— Exercise instructions —
Copy every line of the following data that includes the string "name".

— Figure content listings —
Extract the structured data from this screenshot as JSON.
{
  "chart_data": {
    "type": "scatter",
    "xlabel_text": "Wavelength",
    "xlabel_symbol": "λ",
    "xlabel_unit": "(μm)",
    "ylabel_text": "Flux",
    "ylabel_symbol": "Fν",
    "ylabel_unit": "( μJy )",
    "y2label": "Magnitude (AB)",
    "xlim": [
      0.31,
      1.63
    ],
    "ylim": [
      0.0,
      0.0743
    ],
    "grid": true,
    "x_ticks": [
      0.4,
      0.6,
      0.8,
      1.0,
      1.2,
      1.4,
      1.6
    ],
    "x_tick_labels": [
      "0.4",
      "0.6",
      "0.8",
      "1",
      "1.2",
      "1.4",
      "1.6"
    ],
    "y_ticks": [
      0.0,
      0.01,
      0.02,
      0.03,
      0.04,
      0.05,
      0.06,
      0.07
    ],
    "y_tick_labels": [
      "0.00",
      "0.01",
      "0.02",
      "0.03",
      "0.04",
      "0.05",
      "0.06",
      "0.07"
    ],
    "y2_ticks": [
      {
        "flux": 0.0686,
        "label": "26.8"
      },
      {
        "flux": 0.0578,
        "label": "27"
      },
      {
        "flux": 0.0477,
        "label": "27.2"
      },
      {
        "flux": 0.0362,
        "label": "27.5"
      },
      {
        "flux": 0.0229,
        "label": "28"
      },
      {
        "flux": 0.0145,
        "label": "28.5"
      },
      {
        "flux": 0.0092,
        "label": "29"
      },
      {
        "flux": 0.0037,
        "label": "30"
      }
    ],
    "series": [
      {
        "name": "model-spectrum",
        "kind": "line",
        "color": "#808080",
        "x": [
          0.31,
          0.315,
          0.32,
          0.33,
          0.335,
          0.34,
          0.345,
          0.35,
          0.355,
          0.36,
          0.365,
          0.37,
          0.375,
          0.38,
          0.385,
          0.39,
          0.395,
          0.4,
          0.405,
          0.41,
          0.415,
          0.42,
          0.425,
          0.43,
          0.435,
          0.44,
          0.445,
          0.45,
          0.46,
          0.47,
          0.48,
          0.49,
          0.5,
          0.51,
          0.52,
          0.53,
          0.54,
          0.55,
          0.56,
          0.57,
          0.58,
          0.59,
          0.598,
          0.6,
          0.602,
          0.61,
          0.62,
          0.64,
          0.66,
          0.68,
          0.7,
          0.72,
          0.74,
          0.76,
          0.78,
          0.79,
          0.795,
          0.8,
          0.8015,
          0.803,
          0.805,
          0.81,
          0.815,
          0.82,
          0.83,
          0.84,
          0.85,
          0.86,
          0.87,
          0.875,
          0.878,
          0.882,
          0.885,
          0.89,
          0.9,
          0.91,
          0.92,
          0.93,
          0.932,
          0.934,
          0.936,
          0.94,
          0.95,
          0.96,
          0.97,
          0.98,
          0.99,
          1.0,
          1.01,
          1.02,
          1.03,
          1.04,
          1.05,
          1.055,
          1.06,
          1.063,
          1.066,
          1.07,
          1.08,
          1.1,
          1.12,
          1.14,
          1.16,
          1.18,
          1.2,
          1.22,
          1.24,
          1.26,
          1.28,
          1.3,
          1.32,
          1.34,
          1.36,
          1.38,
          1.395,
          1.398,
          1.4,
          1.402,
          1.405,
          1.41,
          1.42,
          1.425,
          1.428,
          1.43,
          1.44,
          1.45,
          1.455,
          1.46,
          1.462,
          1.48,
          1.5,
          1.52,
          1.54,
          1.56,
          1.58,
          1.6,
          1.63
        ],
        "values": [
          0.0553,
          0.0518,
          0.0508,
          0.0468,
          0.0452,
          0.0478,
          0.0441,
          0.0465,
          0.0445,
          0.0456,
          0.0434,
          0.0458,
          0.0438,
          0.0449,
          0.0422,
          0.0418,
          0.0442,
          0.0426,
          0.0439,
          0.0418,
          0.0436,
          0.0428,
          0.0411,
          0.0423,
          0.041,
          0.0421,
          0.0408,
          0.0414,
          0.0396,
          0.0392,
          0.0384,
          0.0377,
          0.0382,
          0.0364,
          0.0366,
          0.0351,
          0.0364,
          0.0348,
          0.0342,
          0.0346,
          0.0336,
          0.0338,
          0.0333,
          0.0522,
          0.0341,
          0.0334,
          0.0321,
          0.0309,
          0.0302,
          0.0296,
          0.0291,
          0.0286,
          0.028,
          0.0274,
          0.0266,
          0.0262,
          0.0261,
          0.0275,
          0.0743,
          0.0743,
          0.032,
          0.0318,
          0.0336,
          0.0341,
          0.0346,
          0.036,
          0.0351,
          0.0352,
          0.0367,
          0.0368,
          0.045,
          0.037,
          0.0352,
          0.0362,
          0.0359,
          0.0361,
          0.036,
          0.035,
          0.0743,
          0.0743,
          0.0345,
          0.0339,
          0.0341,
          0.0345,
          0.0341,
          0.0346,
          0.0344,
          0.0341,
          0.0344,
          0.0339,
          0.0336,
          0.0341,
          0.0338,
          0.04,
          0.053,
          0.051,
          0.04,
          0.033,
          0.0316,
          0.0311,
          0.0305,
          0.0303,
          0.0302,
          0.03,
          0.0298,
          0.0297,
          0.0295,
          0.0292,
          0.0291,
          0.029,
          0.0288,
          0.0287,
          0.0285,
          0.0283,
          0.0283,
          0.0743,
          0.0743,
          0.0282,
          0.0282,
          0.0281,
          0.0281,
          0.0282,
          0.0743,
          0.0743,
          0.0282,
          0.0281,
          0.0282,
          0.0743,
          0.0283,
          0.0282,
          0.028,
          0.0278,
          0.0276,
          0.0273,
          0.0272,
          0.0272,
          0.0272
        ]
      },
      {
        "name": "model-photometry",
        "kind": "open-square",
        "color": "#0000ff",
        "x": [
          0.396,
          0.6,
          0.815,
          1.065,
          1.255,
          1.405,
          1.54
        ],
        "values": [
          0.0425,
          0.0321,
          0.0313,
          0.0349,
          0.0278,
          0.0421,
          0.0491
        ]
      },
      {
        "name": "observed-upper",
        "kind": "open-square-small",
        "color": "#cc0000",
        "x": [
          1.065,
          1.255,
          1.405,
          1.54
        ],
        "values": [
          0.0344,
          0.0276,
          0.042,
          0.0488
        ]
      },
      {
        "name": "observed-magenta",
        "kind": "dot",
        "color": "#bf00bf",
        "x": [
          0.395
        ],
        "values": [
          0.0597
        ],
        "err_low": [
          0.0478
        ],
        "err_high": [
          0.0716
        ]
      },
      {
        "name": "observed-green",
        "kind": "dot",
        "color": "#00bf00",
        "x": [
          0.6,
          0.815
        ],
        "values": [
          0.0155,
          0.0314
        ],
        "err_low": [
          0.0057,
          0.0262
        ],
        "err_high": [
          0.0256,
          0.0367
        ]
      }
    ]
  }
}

— Completed task —
        "name": "model-spectrum",
        "name": "model-photometry",
        "name": "observed-upper",
        "name": "observed-magenta",
        "name": "observed-green",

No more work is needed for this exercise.